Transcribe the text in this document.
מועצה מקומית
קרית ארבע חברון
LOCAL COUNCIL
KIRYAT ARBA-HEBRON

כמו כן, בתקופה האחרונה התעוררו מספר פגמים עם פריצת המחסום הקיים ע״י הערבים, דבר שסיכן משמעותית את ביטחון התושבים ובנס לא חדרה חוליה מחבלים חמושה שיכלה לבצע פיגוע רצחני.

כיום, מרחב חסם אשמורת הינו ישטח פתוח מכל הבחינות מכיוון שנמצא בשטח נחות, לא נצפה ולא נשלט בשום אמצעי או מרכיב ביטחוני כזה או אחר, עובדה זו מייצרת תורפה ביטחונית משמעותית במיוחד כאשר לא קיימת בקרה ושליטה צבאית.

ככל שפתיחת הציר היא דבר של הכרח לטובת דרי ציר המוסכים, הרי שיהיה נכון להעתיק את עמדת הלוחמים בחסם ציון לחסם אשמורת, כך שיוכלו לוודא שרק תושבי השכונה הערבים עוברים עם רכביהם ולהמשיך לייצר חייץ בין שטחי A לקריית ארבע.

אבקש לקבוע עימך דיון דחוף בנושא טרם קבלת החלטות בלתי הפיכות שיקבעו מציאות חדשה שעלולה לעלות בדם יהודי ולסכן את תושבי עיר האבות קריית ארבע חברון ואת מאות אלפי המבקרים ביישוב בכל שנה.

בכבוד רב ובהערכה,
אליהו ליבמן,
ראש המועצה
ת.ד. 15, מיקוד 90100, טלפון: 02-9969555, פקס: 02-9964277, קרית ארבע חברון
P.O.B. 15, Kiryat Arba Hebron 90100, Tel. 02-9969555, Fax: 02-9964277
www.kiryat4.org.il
◇ ◇ ◇
» **Task details**
Pick out each line in the material containing "ארבע".

» **Result of the exercise**
קרית ארבע חברון
ככל שפתיחת הציר היא דבר של הכרח לטובת דרי ציר המוסכים, הרי שיהיה נכון להעתיק את עמדת הלוחמים בחסם ציון לחסם אשמורת, כך שיוכלו לוודא שרק תושבי השכונה הערבים עוברים עם רכביהם ולהמשיך לייצר חייץ בין שטחי A לקריית ארבע.
אבקש לקבוע עימך דיון דחוף בנושא טרם קבלת החלטות בלתי הפיכות שיקבעו מציאות חדשה שעלולה לעלות בדם יהודי ולסכן את תושבי עיר האבות קריית ארבע חברון ואת מאות אלפי המבקרים ביישוב בכל שנה.
ת.ד. 15, מיקוד 90100, טלפון: 02-9969555, פקס: 02-9964277, קרית ארבע חברון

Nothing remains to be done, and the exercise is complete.